Print the entire listing. Each line must match the original exactly.

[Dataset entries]
****

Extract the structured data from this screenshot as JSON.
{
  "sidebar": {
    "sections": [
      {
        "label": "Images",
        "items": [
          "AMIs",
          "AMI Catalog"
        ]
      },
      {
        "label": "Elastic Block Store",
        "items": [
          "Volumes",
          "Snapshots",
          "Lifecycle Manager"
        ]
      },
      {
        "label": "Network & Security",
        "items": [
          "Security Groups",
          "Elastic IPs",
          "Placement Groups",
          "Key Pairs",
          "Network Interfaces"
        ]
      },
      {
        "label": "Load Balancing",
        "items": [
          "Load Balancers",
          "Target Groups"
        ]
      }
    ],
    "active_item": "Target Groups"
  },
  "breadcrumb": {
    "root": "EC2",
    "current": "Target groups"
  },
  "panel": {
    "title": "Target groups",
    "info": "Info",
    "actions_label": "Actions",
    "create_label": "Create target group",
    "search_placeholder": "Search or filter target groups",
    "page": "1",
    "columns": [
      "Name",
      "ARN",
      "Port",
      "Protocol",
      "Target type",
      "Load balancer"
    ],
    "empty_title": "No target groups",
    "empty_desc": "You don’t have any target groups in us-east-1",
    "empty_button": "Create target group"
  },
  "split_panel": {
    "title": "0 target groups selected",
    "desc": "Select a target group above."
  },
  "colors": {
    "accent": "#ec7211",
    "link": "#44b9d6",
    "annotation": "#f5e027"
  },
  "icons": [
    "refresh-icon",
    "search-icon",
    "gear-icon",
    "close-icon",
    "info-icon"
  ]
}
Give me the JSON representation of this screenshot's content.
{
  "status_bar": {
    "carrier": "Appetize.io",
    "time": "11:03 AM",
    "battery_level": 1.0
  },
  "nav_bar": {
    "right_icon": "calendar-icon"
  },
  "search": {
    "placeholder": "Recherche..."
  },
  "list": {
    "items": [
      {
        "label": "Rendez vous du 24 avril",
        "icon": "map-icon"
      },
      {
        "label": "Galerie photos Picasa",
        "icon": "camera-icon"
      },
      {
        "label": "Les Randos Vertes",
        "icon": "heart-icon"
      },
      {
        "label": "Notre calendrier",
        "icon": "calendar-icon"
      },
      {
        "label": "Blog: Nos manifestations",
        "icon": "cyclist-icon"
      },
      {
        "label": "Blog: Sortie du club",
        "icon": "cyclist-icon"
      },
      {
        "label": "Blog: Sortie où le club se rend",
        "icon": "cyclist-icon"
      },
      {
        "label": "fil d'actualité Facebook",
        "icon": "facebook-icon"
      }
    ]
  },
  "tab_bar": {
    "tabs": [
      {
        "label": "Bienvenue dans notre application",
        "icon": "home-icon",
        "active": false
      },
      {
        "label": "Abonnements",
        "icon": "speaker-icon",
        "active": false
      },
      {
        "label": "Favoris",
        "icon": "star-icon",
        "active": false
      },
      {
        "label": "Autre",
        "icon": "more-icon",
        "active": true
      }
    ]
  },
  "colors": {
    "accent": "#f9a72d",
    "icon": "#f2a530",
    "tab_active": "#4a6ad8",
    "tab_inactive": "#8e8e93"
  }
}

****

▶ _Response to the exercise_:
Extract the structured data from this screenshot as JSON.
{
  "sidebar": {
    "sections": [
      {
        "label": "Images",
        "items": [
          "AMIs",
          "AMI Catalog"
        ]
      },
      {
        "label": "Elastic Block Store",
        "items": [
          "Volumes",
          "Snapshots",
          "Lifecycle Manager"
        ]
      },
      {
        "label": "Network & Security",
        "items": [
          "Security Groups",
          "Elastic IPs",
          "Placement Groups",
          "Key Pairs",
          "Network Interfaces"
        ]
      },
      {
        "label": "Load Balancing",
        "items": [
          "Load Balancers",
          "Target Groups"
        ]
      }
    ],
    "active_item": "Target Groups"
  },
  "breadcrumb": {
    "root": "EC2",
    "current": "Target groups"
  },
  "panel": {
    "title": "Target groups",
    "info": "Info",
    "actions_label": "Actions",
    "create_label": "Create target group",
    "search_placeholder": "Search or filter target groups",
    "page": "1",
    "columns": [
      "Name",
      "ARN",
      "Port",
      "Protocol",
      "Target type",
      "Load balancer"
    ],
    "empty_title": "No target groups",
    "empty_desc": "You don’t have any target groups in us-east-1",
    "empty_button": "Create target group"
  },
  "split_panel": {
    "title": "0 target groups selected",
    "desc": "Select a target group above."
  },
  "colors": {
    "accent": "#ec7211",
    "link": "#44b9d6",
    "annotation": "#f5e027"
  },
  "icons": [
    "refresh-icon",
    "search-icon",
    "gear-icon",
    "close-icon",
    "info-icon"
  ]
}
Give me the JSON representation of this screenshot's content.
{
  "status_bar": {
    "carrier": "Appetize.io",
    "time": "11:03 AM",
    "battery_level": 1.0
  },
  "nav_bar": {
    "right_icon": "calendar-icon"
  },
  "search": {
    "placeholder": "Recherche..."
  },
  "list": {
    "items": [
      {
        "label": "Rendez vous du 24 avril",
        "icon": "map-icon"
      },
      {
        "label": "Galerie photos Picasa",
        "icon": "camera-icon"
      },
      {
        "label": "Les Randos Vertes",
        "icon": "heart-icon"
      },
      {
        "label": "Notre calendrier",
        "icon": "calendar-icon"
      },
      {
        "label": "Blog: Nos manifestations",
        "icon": "cyclist-icon"
      },
      {
        "label": "Blog: Sortie du club",
        "icon": "cyclist-icon"
      },
      {
        "label": "Blog: Sortie où le club se rend",
        "icon": "cyclist-icon"
      },
      {
        "label": "fil d'actualité Facebook",
        "icon": "facebook-icon"
      }
    ]
  },
  "tab_bar": {
    "tabs": [
      {
        "label": "Bienvenue dans notre application",
        "icon": "home-icon",
        "active": false
      },
      {
        "label": "Abonnements",
        "icon": "speaker-icon",
        "active": false
      },
      {
        "label": "Favoris",
        "icon": "star-icon",
        "active": false
      },
      {
        "label": "Autre",
        "icon": "more-icon",
        "active": true
      }
    ]
  },
  "colors": {
    "accent": "#f9a72d",
    "icon": "#f2a530",
    "tab_active": "#4a6ad8",
    "tab_inactive": "#8e8e93"
  }
}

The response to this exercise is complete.